[start]
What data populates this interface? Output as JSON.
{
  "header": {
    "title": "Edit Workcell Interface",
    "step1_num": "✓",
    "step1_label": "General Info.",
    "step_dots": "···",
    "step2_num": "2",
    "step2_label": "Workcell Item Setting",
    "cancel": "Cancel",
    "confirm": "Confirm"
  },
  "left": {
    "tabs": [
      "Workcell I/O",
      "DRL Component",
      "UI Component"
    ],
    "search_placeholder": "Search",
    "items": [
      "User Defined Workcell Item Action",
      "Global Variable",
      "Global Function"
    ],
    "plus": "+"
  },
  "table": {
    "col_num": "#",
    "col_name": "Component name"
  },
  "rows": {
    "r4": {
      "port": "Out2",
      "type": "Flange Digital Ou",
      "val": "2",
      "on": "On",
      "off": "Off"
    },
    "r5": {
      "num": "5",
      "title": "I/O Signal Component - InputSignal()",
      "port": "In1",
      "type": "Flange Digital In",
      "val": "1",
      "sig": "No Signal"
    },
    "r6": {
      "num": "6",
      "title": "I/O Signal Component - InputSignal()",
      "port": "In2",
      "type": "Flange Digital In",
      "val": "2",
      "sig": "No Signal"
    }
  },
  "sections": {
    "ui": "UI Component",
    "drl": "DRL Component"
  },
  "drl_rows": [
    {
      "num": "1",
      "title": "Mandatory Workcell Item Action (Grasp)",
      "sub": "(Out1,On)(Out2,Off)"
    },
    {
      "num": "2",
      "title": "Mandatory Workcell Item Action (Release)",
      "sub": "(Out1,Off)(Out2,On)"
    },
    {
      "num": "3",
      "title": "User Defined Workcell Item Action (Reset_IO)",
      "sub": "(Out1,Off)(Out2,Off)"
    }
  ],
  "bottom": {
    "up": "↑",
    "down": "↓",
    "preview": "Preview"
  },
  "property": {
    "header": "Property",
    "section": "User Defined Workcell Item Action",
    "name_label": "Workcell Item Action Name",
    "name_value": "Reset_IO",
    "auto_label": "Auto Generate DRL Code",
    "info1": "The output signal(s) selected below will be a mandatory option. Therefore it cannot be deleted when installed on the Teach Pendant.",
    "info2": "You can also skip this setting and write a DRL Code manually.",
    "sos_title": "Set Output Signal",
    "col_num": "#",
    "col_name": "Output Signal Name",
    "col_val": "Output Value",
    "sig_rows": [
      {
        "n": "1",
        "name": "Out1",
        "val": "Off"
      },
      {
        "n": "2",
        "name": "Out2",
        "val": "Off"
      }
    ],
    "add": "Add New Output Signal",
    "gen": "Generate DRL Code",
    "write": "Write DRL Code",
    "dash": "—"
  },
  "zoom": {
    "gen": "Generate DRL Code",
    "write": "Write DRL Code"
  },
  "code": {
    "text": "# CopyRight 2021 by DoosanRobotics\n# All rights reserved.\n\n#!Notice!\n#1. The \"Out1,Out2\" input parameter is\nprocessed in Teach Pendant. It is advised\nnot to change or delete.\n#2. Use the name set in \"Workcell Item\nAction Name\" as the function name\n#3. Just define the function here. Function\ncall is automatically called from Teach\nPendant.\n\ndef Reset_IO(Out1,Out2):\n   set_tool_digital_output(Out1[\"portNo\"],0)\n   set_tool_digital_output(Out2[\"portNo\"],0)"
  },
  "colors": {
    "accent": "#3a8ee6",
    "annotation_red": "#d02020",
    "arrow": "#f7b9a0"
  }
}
[end]
• _Exercise details_: Print the listing above in full, exactly as it is.

• _Task output_:
What data populates this interface? Output as JSON.
{
  "header": {
    "title": "Edit Workcell Interface",
    "step1_num": "✓",
    "step1_label": "General Info.",
    "step_dots": "···",
    "step2_num": "2",
    "step2_label": "Workcell Item Setting",
    "cancel": "Cancel",
    "confirm": "Confirm"
  },
  "left": {
    "tabs": [
      "Workcell I/O",
      "DRL Component",
      "UI Component"
    ],
    "search_placeholder": "Search",
    "items": [
      "User Defined Workcell Item Action",
      "Global Variable",
      "Global Function"
    ],
    "plus": "+"
  },
  "table": {
    "col_num": "#",
    "col_name": "Component name"
  },
  "rows": {
    "r4": {
      "port": "Out2",
      "type": "Flange Digital Ou",
      "val": "2",
      "on": "On",
      "off": "Off"
    },
    "r5": {
      "num": "5",
      "title": "I/O Signal Component - InputSignal()",
      "port": "In1",
      "type": "Flange Digital In",
      "val": "1",
      "sig": "No Signal"
    },
    "r6": {
      "num": "6",
      "title": "I/O Signal Component - InputSignal()",
      "port": "In2",
      "type": "Flange Digital In",
      "val": "2",
      "sig": "No Signal"
    }
  },
  "sections": {
    "ui": "UI Component",
    "drl": "DRL Component"
  },
  "drl_rows": [
    {
      "num": "1",
      "title": "Mandatory Workcell Item Action (Grasp)",
      "sub": "(Out1,On)(Out2,Off)"
    },
    {
      "num": "2",
      "title": "Mandatory Workcell Item Action (Release)",
      "sub": "(Out1,Off)(Out2,On)"
    },
    {
      "num": "3",
      "title": "User Defined Workcell Item Action (Reset_IO)",
      "sub": "(Out1,Off)(Out2,Off)"
    }
  ],
  "bottom": {
    "up": "↑",
    "down": "↓",
    "preview": "Preview"
  },
  "property": {
    "header": "Property",
    "section": "User Defined Workcell Item Action",
    "name_label": "Workcell Item Action Name",
    "name_value": "Reset_IO",
    "auto_label": "Auto Generate DRL Code",
    "info1": "The output signal(s) selected below will be a mandatory option. Therefore it cannot be deleted when installed on the Teach Pendant.",
    "info2": "You can also skip this setting and write a DRL Code manually.",
    "sos_title": "Set Output Signal",
    "col_num": "#",
    "col_name": "Output Signal Name",
    "col_val": "Output Value",
    "sig_rows": [
      {
        "n": "1",
        "name": "Out1",
        "val": "Off"
      },
      {
        "n": "2",
        "name": "Out2",
        "val": "Off"
      }
    ],
    "add": "Add New Output Signal",
    "gen": "Generate DRL Code",
    "write": "Write DRL Code",
    "dash": "—"
  },
  "zoom": {
    "gen": "Generate DRL Code",
    "write": "Write DRL Code"
  },
  "code": {
    "text": "# CopyRight 2021 by DoosanRobotics\n# All rights reserved.\n\n#!Notice!\n#1. The \"Out1,Out2\" input parameter is\nprocessed in Teach Pendant. It is advised\nnot to change or delete.\n#2. Use the name set in \"Workcell Item\nAction Name\" as the function name\n#3. Just define the function here. Function\ncall is automatically called from Teach\nPendant.\n\ndef Reset_IO(Out1,Out2):\n   set_tool_digital_output(Out1[\"portNo\"],0)\n   set_tool_digital_output(Out2[\"portNo\"],0)"
  },
  "colors": {
    "accent": "#3a8ee6",
    "annotation_red": "#d02020",
    "arrow": "#f7b9a0"
  }
}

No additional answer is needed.